Комментированные первичные тексты — наибо­лее распространенная форма представления данных. Ав­торская интерпретация «сопровождает» основной текст — в сносках, на второй части страницы или сле­дует за каждой из историй; может предшествовать тек­стам во введении или заключать их в виде комментари­ев, теоретической интерпретации.

 

Авторский текст. Наконец, особым типом публи­каций по результатам качественных исследований яв­ляется работа, в которой научный анализ автора состав­ляет основное содержание, а первичные тексты представ­лены в форме отрывков, иллюстрирующих теоретичес­кие положения. Излагается лишь общий смысл первич­ных документов, они выполняют функцию аргументов авторской концепции. Примером такого рода публика­ции служит статья А. Леденевой о трансформации блата в постсоветском обществе [140], где автор представляет отдельные отрывки из нескольких интервью, опираясь при этом на анализ всей совокупности кейс-стади.

В таких случаях читателю предлагается лишь не­сколько характерных биографий. Автор рисует общие "портреты" типов собственными словами, дополняя об­разы наиболее яркими отрывками из интервью и ком­ментируя их с точки зрения развития собственной тео­рии. В данном случае документы утрачивают свойства субъективных свидетельств, которые мы определяли как наиболее важную составляющую качественной инфор­мации, зато они приобретают особый смысл и значение в логике интеллектуальных аргументов исследователя.

Такое продвижение по пути "внедрения" в исход­ный текст при написании публикации аналогично раз­витию анализа, которое мы описали в схеме 34: от пол­ной неприкосновенности текста документа — к исполь­зованию его фрагментов в качестве иллюстрации к ис­следовательской теории и систематизированному анали­зу социальной проблемы.

Подготовка публикации на первых стадиях сводит­ся к умению редактировать или комментировать тексто­вые документы. Техника и стиль написания теоретических статей более сложные. Как правило, в таких публи­кациях описывают не только и не столько сами случаи, но и более широкое исследовательское поле, например, проблематику отклоняющегося поведения, личностной идентификации, культурных норм определенной общ­ности.

Рабочее задание A ▸
Извлеките из текста о публикациях по качественным исследованиям дословный фрагмент от слов «Такое продвижение по» до слов «норм определенной общ­ности.».
Рабочее задание B ▸
Продолжите текст о публикациях по качественным исследованиям, начав сразу после его последнего предложения.

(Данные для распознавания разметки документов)
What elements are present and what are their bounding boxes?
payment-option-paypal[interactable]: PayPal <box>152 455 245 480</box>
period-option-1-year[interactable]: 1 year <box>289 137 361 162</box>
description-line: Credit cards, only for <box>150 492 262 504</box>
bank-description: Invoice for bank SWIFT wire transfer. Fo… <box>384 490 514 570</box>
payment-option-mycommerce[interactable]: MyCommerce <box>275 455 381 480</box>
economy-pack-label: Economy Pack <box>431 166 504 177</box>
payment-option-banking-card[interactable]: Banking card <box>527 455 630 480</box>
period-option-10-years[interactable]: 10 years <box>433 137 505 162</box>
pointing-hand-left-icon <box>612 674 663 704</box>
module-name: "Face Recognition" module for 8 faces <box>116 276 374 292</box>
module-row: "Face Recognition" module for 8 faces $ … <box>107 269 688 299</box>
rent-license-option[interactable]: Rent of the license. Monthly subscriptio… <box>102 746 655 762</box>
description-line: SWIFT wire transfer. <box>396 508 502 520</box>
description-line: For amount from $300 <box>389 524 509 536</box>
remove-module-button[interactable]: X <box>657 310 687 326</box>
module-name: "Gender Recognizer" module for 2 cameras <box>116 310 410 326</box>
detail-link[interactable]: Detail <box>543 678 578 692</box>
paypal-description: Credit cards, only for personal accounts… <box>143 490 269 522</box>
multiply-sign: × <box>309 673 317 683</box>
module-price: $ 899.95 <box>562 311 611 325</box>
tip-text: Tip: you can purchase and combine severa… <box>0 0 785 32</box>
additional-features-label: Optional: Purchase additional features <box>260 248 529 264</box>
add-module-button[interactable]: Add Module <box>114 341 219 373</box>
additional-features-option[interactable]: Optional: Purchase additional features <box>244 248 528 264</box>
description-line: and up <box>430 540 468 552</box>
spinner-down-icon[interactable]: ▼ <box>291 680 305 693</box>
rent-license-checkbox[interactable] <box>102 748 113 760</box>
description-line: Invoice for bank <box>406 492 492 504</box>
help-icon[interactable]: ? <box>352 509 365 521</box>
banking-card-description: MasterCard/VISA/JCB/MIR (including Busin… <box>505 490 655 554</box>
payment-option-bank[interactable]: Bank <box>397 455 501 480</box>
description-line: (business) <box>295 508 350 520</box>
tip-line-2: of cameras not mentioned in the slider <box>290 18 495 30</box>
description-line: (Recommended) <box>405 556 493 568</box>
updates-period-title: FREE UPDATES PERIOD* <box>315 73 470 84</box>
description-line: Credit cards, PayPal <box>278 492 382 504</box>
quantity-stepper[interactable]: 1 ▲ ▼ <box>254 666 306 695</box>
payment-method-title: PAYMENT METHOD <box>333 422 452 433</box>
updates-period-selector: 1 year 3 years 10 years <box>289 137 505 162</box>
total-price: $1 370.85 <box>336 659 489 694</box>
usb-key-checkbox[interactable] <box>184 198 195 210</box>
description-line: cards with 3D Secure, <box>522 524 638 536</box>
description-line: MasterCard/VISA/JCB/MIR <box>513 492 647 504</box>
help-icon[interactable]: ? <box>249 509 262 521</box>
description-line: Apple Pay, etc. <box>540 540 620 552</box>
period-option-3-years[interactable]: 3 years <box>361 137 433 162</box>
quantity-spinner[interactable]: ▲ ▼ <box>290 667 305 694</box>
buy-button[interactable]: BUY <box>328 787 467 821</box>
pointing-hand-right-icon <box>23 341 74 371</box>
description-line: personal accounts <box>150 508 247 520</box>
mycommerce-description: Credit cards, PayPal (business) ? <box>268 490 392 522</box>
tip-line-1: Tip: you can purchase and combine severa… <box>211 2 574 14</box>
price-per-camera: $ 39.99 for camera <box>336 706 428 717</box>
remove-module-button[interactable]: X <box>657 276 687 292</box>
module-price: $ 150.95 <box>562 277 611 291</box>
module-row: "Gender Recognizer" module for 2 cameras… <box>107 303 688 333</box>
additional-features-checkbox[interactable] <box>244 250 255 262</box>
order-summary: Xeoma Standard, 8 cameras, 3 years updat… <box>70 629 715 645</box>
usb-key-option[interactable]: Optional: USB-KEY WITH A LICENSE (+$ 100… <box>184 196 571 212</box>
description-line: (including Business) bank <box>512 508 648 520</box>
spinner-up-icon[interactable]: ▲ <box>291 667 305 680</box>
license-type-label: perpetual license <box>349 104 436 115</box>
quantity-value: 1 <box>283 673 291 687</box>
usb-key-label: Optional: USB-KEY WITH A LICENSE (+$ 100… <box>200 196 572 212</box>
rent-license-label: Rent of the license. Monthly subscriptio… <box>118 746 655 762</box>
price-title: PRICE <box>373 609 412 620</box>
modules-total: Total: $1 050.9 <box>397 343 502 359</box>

Поле ответа A ▸
Такое продвижение по пути "внедрения" в исход­ный текст при написании публикации аналогично раз­витию анализа, которое мы описали в схеме 34: от пол­ной неприкосновенности текста документа — к исполь­зованию его фрагментов в качестве иллюстрации к ис­следовательской теории и систематизированному анали­зу социальной проблемы.

Подготовка публикации на первых стадиях сводит­ся к умению редактировать или комментировать тексто­вые документы. Техника и стиль написания теоретических статей более сложные. Как правило, в таких публи­кациях описывают не только и не столько сами случаи, но и более широкое исследовательское поле, например, проблематику отклоняющегося поведения, личностной идентификации, культурных норм определенной общ­ности.

Поле ответа B ▸
Итак, содержание исследования может быть пред­ставлено в четырех основных "моделях":

1.                В качестве описания ранее неизвестных или нео­бычных деталей уже известного социального феномена.

2.              Как развитие представления об объекте, что пред­полагает выявление значимости отдельного аспекта для понимания социального феномена в целом.

3.                    В форме раскрытия социального феномена во максимальной полноте его составляющих и концептуа­лизации данного факта.

4.             Наконец, в виде построения типов, дифференциру­ющих до сих пор общепринятое, не структурированное представление о некотором социальном явлении.

Практический совет;

Социологи-"качественники" говорят: "Чем сто раз рассуждать о теории качественных методов, лучше один раз выйти в поле и попро­бовать самому." Поэтому для того, чтобы прове­рить свои способности и желание заниматься качественной социологией, попытайтесь «выйти в поле». Тем более, что тут не нужны большие материальные затраты, неизбежные в массовых обследованиях.

— Попробуйте сами или попросите друзей записать "Историю жизни своей семьи" или хотя бы один ее эпизод. Прокомментируйте ее в социологических понятиях, руководствуясь из­ложенными выше рекомендациями. Еще лучше, если Вам удастся добавить к этому генеалоги­ческое древо семьи.

—                 Можно попробовать описать "Один день жизни моей семьи" и также постараться кон­цептуализировать этот "кейс" в социологичес­ких понятиях.

—                  Описание жизни семьи не только помо­жет вам практически освоить качественную ме­тодологию, но и принесет интересный резуль­тат: позволит приступить к созданию фамиль­ной истории и определить место этой "ячейки" в контексте социально-исторических событий.